** START GIVEN RECORDS **

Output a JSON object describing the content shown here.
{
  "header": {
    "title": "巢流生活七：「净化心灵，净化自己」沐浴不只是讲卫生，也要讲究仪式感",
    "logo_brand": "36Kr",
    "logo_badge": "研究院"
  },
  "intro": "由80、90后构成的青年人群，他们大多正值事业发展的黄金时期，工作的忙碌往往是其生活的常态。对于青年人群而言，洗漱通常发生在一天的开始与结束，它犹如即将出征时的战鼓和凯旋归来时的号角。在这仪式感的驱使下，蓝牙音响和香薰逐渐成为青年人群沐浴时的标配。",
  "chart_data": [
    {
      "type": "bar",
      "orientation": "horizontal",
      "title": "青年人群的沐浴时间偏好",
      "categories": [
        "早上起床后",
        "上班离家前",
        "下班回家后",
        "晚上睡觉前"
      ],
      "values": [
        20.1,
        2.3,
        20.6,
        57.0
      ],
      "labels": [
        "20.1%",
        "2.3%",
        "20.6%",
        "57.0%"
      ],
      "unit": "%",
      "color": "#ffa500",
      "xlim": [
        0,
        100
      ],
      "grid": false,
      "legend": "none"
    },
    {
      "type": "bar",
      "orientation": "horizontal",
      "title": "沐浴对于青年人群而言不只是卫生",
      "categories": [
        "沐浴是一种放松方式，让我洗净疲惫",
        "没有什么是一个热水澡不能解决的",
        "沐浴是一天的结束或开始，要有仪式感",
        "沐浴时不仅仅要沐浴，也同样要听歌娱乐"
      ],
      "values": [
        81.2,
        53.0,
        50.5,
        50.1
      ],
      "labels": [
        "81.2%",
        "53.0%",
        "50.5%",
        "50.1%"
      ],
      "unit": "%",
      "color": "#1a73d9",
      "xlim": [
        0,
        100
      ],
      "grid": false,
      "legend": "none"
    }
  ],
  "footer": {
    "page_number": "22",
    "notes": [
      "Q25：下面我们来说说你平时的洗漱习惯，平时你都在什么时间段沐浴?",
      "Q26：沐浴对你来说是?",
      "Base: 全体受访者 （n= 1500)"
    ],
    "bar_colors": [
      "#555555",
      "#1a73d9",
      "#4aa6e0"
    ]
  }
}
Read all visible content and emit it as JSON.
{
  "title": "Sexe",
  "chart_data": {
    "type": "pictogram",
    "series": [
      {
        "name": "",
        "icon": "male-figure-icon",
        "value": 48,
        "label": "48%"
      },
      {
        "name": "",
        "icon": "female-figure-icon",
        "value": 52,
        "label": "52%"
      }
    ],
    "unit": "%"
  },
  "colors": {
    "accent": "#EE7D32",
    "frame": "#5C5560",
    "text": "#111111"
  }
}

** END GIVEN RECORDS **

TASK STATEMENT:
Copy exactly, and only, the lines from the one containing "Read all visible content and emit it as JSON." through the last line of the listing.

RESPONSE:
Read all visible content and emit it as JSON.
{
  "title": "Sexe",
  "chart_data": {
    "type": "pictogram",
    "series": [
      {
        "name": "",
        "icon": "male-figure-icon",
        "value": 48,
        "label": "48%"
      },
      {
        "name": "",
        "icon": "female-figure-icon",
        "value": 52,
        "label": "52%"
      }
    ],
    "unit": "%"
  },
  "colors": {
    "accent": "#EE7D32",
    "frame": "#5C5560",
    "text": "#111111"
  }
}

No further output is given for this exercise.